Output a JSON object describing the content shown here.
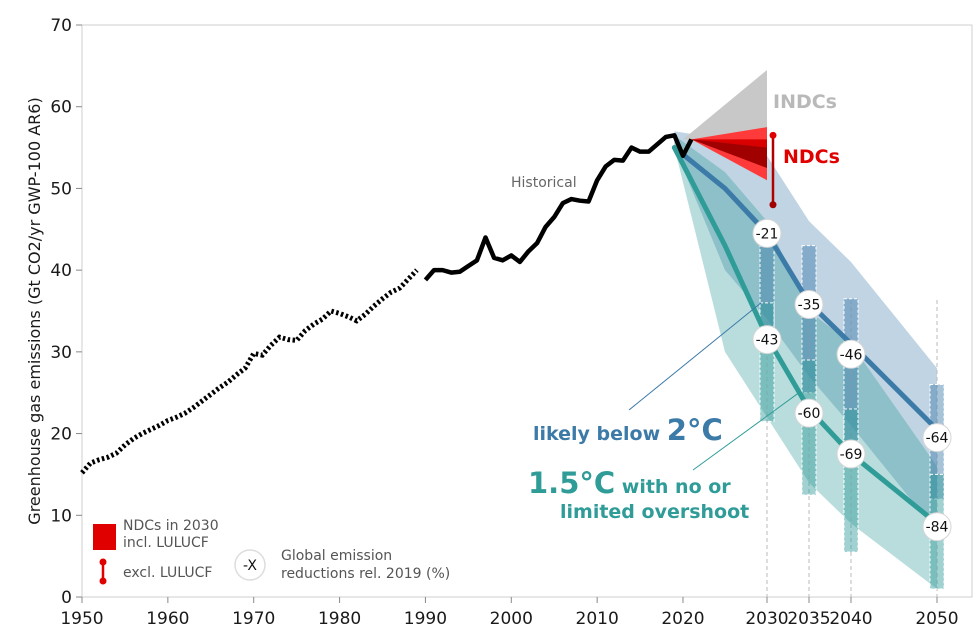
{
  "chart_data": {
    "type": "line",
    "title": "",
    "ylabel": "Greenhouse gas emissions (Gt CO2/yr GWP-100 AR6)",
    "xlabel": "",
    "ylim": [
      0,
      70
    ],
    "xlim": [
      1950,
      2050
    ],
    "x_tick_labels": [
      "1950",
      "1960",
      "1970",
      "1980",
      "1990",
      "2000",
      "2010",
      "2020",
      "2030",
      "2035",
      "2040",
      "2050"
    ],
    "y_ticks": [
      0,
      10,
      20,
      30,
      40,
      50,
      60,
      70
    ],
    "historical_label": "Historical",
    "historical_dotted": {
      "x": [
        1950,
        1951,
        1952,
        1953,
        1954,
        1955,
        1956,
        1957,
        1958,
        1959,
        1960,
        1961,
        1962,
        1963,
        1964,
        1965,
        1966,
        1967,
        1968,
        1969,
        1970,
        1971,
        1972,
        1973,
        1974,
        1975,
        1976,
        1977,
        1978,
        1979,
        1980,
        1981,
        1982,
        1983,
        1984,
        1985,
        1986,
        1987,
        1988,
        1989
      ],
      "y": [
        15.2,
        16.4,
        16.8,
        17.1,
        17.6,
        18.6,
        19.4,
        20.0,
        20.5,
        21.0,
        21.6,
        22.0,
        22.5,
        23.2,
        24.0,
        24.8,
        25.6,
        26.3,
        27.2,
        28.0,
        29.8,
        29.6,
        30.8,
        31.8,
        31.5,
        31.4,
        32.6,
        33.4,
        34.0,
        35.0,
        34.7,
        34.3,
        33.8,
        34.6,
        35.6,
        36.5,
        37.3,
        37.8,
        38.9,
        40.0
      ]
    },
    "historical_solid": {
      "x": [
        1990,
        1991,
        1992,
        1993,
        1994,
        1995,
        1996,
        1997,
        1998,
        1999,
        2000,
        2001,
        2002,
        2003,
        2004,
        2005,
        2006,
        2007,
        2008,
        2009,
        2010,
        2011,
        2012,
        2013,
        2014,
        2015,
        2016,
        2017,
        2018,
        2019,
        2020,
        2021
      ],
      "y": [
        38.8,
        40.0,
        40.0,
        39.7,
        39.8,
        40.5,
        41.2,
        44.0,
        41.5,
        41.2,
        41.8,
        41.0,
        42.3,
        43.3,
        45.3,
        46.5,
        48.2,
        48.7,
        48.5,
        48.4,
        51.0,
        52.7,
        53.5,
        53.4,
        55.0,
        54.5,
        54.5,
        55.4,
        56.3,
        56.5,
        54.0,
        56.0
      ]
    },
    "series": [
      {
        "name": "likely below 2°C",
        "color": "#3c7aa8",
        "x": [
          2019,
          2025,
          2030,
          2035,
          2040,
          2050
        ],
        "y": [
          55,
          50,
          44.5,
          36,
          31,
          20.5
        ],
        "band_low": [
          55,
          40,
          34,
          27,
          21,
          8
        ],
        "band_high": [
          57,
          56,
          54,
          46,
          41,
          28
        ]
      },
      {
        "name": "1.5°C with no or limited overshoot",
        "color": "#2f9c98",
        "x": [
          2019,
          2025,
          2030,
          2035,
          2040,
          2050
        ],
        "y": [
          55,
          43,
          31.8,
          23,
          17.5,
          9
        ],
        "band_low": [
          55,
          30,
          22,
          14,
          9,
          1
        ],
        "band_high": [
          56.5,
          52,
          46,
          35,
          31,
          16
        ]
      }
    ],
    "scenario_labels": {
      "two_c_prefix": "likely below ",
      "two_c_main": "2°C",
      "one_five_main": "1.5°C",
      "one_five_rest": " with no or",
      "one_five_line2": "limited overshoot"
    },
    "reductions": [
      {
        "label": "-21",
        "x": 2030,
        "y": 44.5,
        "series": "2C"
      },
      {
        "label": "-35",
        "x": 2035,
        "y": 35.8,
        "series": "2C"
      },
      {
        "label": "-46",
        "x": 2040,
        "y": 29.7,
        "series": "2C"
      },
      {
        "label": "-64",
        "x": 2050,
        "y": 19.5,
        "series": "2C"
      },
      {
        "label": "-43",
        "x": 2030,
        "y": 31.5,
        "series": "1.5C"
      },
      {
        "label": "-60",
        "x": 2035,
        "y": 22.5,
        "series": "1.5C"
      },
      {
        "label": "-69",
        "x": 2040,
        "y": 17.5,
        "series": "1.5C"
      },
      {
        "label": "-84",
        "x": 2050,
        "y": 8.6,
        "series": "1.5C"
      }
    ],
    "boxes": [
      {
        "x": 2030,
        "low": 31.5,
        "high": 45.5,
        "color": "#3c7aa8"
      },
      {
        "x": 2035,
        "low": 25,
        "high": 43,
        "color": "#3c7aa8"
      },
      {
        "x": 2040,
        "low": 18,
        "high": 36.5,
        "color": "#3c7aa8"
      },
      {
        "x": 2050,
        "low": 12,
        "high": 26,
        "color": "#3c7aa8"
      },
      {
        "x": 2030,
        "low": 21.5,
        "high": 36,
        "color": "#2f9c98"
      },
      {
        "x": 2035,
        "low": 12.5,
        "high": 29,
        "color": "#2f9c98"
      },
      {
        "x": 2040,
        "low": 5.5,
        "high": 23,
        "color": "#2f9c98"
      },
      {
        "x": 2050,
        "low": 1,
        "high": 15,
        "color": "#2f9c98"
      }
    ],
    "indcs": {
      "label": "INDCs",
      "color": "#c8c8c8",
      "x0": 2020,
      "y0": 56,
      "x1": 2030,
      "y_low": 56,
      "y_high": 64.5
    },
    "ndcs": {
      "label": "NDCs",
      "color": "#e00000",
      "x0": 2021,
      "y0": 56,
      "x1": 2030,
      "y_low": 51,
      "y_high": 57.5,
      "whisker_top": 56.5,
      "whisker_bottom": 48
    },
    "legend": {
      "ndc_incl": [
        "NDCs in 2030",
        "incl. LULUCF"
      ],
      "ndc_excl": "excl. LULUCF",
      "circle_symbol": "-X",
      "circle_text": [
        "Global emission",
        "reductions rel. 2019 (%)"
      ]
    }
  }
}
──────
* [TASK REQUIREMENTS] Copy every record above exactly, leaving out any pictures.

* [FINISHED TASK]
Output a JSON object describing the content shown here.
{
  "chart_data": {
    "type": "line",
    "title": "",
    "ylabel": "Greenhouse gas emissions (Gt CO2/yr GWP-100 AR6)",
    "xlabel": "",
    "ylim": [
      0,
      70
    ],
    "xlim": [
      1950,
      2050
    ],
    "x_tick_labels": [
      "1950",
      "1960",
      "1970",
      "1980",
      "1990",
      "2000",
      "2010",
      "2020",
      "2030",
      "2035",
      "2040",
      "2050"
    ],
    "y_ticks": [
      0,
      10,
      20,
      30,
      40,
      50,
      60,
      70
    ],
    "historical_label": "Historical",
    "historical_dotted": {
      "x": [
        1950,
        1951,
        1952,
        1953,
        1954,
        1955,
        1956,
        1957,
        1958,
        1959,
        1960,
        1961,
        1962,
        1963,
        1964,
        1965,
        1966,
        1967,
        1968,
        1969,
        1970,
        1971,
        1972,
        1973,
        1974,
        1975,
        1976,
        1977,
        1978,
        1979,
        1980,
        1981,
        1982,
        1983,
        1984,
        1985,
        1986,
        1987,
        1988,
        1989
      ],
      "y": [
        15.2,
        16.4,
        16.8,
        17.1,
        17.6,
        18.6,
        19.4,
        20.0,
        20.5,
        21.0,
        21.6,
        22.0,
        22.5,
        23.2,
        24.0,
        24.8,
        25.6,
        26.3,
        27.2,
        28.0,
        29.8,
        29.6,
        30.8,
        31.8,
        31.5,
        31.4,
        32.6,
        33.4,
        34.0,
        35.0,
        34.7,
        34.3,
        33.8,
        34.6,
        35.6,
        36.5,
        37.3,
        37.8,
        38.9,
        40.0
      ]
    },
    "historical_solid": {
      "x": [
        1990,
        1991,
        1992,
        1993,
        1994,
        1995,
        1996,
        1997,
        1998,
        1999,
        2000,
        2001,
        2002,
        2003,
        2004,
        2005,
        2006,
        2007,
        2008,
        2009,
        2010,
        2011,
        2012,
        2013,
        2014,
        2015,
        2016,
        2017,
        2018,
        2019,
        2020,
        2021
      ],
      "y": [
        38.8,
        40.0,
        40.0,
        39.7,
        39.8,
        40.5,
        41.2,
        44.0,
        41.5,
        41.2,
        41.8,
        41.0,
        42.3,
        43.3,
        45.3,
        46.5,
        48.2,
        48.7,
        48.5,
        48.4,
        51.0,
        52.7,
        53.5,
        53.4,
        55.0,
        54.5,
        54.5,
        55.4,
        56.3,
        56.5,
        54.0,
        56.0
      ]
    },
    "series": [
      {
        "name": "likely below 2°C",
        "color": "#3c7aa8",
        "x": [
          2019,
          2025,
          2030,
          2035,
          2040,
          2050
        ],
        "y": [
          55,
          50,
          44.5,
          36,
          31,
          20.5
        ],
        "band_low": [
          55,
          40,
          34,
          27,
          21,
          8
        ],
        "band_high": [
          57,
          56,
          54,
          46,
          41,
          28
        ]
      },
      {
        "name": "1.5°C with no or limited overshoot",
        "color": "#2f9c98",
        "x": [
          2019,
          2025,
          2030,
          2035,
          2040,
          2050
        ],
        "y": [
          55,
          43,
          31.8,
          23,
          17.5,
          9
        ],
        "band_low": [
          55,
          30,
          22,
          14,
          9,
          1
        ],
        "band_high": [
          56.5,
          52,
          46,
          35,
          31,
          16
        ]
      }
    ],
    "scenario_labels": {
      "two_c_prefix": "likely below ",
      "two_c_main": "2°C",
      "one_five_main": "1.5°C",
      "one_five_rest": " with no or",
      "one_five_line2": "limited overshoot"
    },
    "reductions": [
      {
        "label": "-21",
        "x": 2030,
        "y": 44.5,
        "series": "2C"
      },
      {
        "label": "-35",
        "x": 2035,
        "y": 35.8,
        "series": "2C"
      },
      {
        "label": "-46",
        "x": 2040,
        "y": 29.7,
        "series": "2C"
      },
      {
        "label": "-64",
        "x": 2050,
        "y": 19.5,
        "series": "2C"
      },
      {
        "label": "-43",
        "x": 2030,
        "y": 31.5,
        "series": "1.5C"
      },
      {
        "label": "-60",
        "x": 2035,
        "y": 22.5,
        "series": "1.5C"
      },
      {
        "label": "-69",
        "x": 2040,
        "y": 17.5,
        "series": "1.5C"
      },
      {
        "label": "-84",
        "x": 2050,
        "y": 8.6,
        "series": "1.5C"
      }
    ],
    "boxes": [
      {
        "x": 2030,
        "low": 31.5,
        "high": 45.5,
        "color": "#3c7aa8"
      },
      {
        "x": 2035,
        "low": 25,
        "high": 43,
        "color": "#3c7aa8"
      },
      {
        "x": 2040,
        "low": 18,
        "high": 36.5,
        "color": "#3c7aa8"
      },
      {
        "x": 2050,
        "low": 12,
        "high": 26,
        "color": "#3c7aa8"
      },
      {
        "x": 2030,
        "low": 21.5,
        "high": 36,
        "color": "#2f9c98"
      },
      {
        "x": 2035,
        "low": 12.5,
        "high": 29,
        "color": "#2f9c98"
      },
      {
        "x": 2040,
        "low": 5.5,
        "high": 23,
        "color": "#2f9c98"
      },
      {
        "x": 2050,
        "low": 1,
        "high": 15,
        "color": "#2f9c98"
      }
    ],
    "indcs": {
      "label": "INDCs",
      "color": "#c8c8c8",
      "x0": 2020,
      "y0": 56,
      "x1": 2030,
      "y_low": 56,
      "y_high": 64.5
    },
    "ndcs": {
      "label": "NDCs",
      "color": "#e00000",
      "x0": 2021,
      "y0": 56,
      "x1": 2030,
      "y_low": 51,
      "y_high": 57.5,
      "whisker_top": 56.5,
      "whisker_bottom": 48
    },
    "legend": {
      "ndc_incl": [
        "NDCs in 2030",
        "incl. LULUCF"
      ],
      "ndc_excl": "excl. LULUCF",
      "circle_symbol": "-X",
      "circle_text": [
        "Global emission",
        "reductions rel. 2019 (%)"
      ]
    }
  }
}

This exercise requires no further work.